Extracted records —
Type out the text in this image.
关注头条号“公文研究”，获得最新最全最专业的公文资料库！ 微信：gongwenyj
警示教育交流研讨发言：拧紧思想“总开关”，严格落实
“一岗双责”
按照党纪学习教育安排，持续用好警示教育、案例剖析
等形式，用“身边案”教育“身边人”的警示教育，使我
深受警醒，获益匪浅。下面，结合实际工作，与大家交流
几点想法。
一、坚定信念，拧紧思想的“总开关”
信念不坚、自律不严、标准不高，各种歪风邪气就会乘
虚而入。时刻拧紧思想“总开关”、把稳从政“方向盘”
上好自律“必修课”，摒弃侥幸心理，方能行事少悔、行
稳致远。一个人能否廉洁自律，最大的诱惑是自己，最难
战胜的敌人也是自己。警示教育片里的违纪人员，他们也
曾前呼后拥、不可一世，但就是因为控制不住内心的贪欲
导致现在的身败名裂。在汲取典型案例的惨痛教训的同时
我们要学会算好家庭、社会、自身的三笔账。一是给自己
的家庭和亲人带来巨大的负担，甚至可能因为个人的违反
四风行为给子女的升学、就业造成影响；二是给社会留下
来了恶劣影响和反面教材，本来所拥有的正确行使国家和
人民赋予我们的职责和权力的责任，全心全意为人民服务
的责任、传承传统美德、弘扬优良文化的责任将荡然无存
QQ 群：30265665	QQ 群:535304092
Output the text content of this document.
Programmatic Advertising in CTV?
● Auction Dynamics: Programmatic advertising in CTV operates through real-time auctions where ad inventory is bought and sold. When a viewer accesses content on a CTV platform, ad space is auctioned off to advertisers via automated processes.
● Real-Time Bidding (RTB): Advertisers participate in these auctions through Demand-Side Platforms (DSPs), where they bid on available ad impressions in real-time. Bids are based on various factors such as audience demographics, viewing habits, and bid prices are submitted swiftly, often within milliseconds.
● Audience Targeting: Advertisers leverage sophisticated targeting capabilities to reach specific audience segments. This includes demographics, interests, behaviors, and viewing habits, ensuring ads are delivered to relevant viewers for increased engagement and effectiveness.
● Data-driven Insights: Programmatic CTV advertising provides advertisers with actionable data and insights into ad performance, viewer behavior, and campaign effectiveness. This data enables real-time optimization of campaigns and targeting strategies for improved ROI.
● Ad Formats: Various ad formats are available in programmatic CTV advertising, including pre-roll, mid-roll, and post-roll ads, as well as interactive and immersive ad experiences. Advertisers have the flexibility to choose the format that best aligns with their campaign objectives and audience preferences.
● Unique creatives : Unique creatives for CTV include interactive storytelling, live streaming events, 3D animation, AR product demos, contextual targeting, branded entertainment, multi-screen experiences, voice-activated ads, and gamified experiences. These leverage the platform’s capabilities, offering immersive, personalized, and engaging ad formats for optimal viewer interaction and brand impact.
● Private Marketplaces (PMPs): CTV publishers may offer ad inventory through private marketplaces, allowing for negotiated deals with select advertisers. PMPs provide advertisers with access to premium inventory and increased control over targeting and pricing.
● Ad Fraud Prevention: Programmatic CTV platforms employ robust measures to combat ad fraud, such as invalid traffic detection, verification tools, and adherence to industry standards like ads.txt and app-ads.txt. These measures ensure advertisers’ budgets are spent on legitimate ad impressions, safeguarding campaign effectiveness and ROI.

Instruction — Identify the lines above that contain the word "time", then copy them.

Full response —
● Auction Dynamics: Programmatic advertising in CTV operates through real-time auctions where ad inventory is bought and sold. When a viewer accesses content on a CTV platform, ad space is auctioned off to advertisers via automated processes.
● Real-Time Bidding (RTB): Advertisers participate in these auctions through Demand-Side Platforms (DSPs), where they bid on available ad impressions in real-time. Bids are based on various factors such as audience demographics, viewing habits, and bid prices are submitted swiftly, often within milliseconds.
● Data-driven Insights: Programmatic CTV advertising provides advertisers with actionable data and insights into ad performance, viewer behavior, and campaign effectiveness. This data enables real-time optimization of campaigns and targeting strategies for improved ROI.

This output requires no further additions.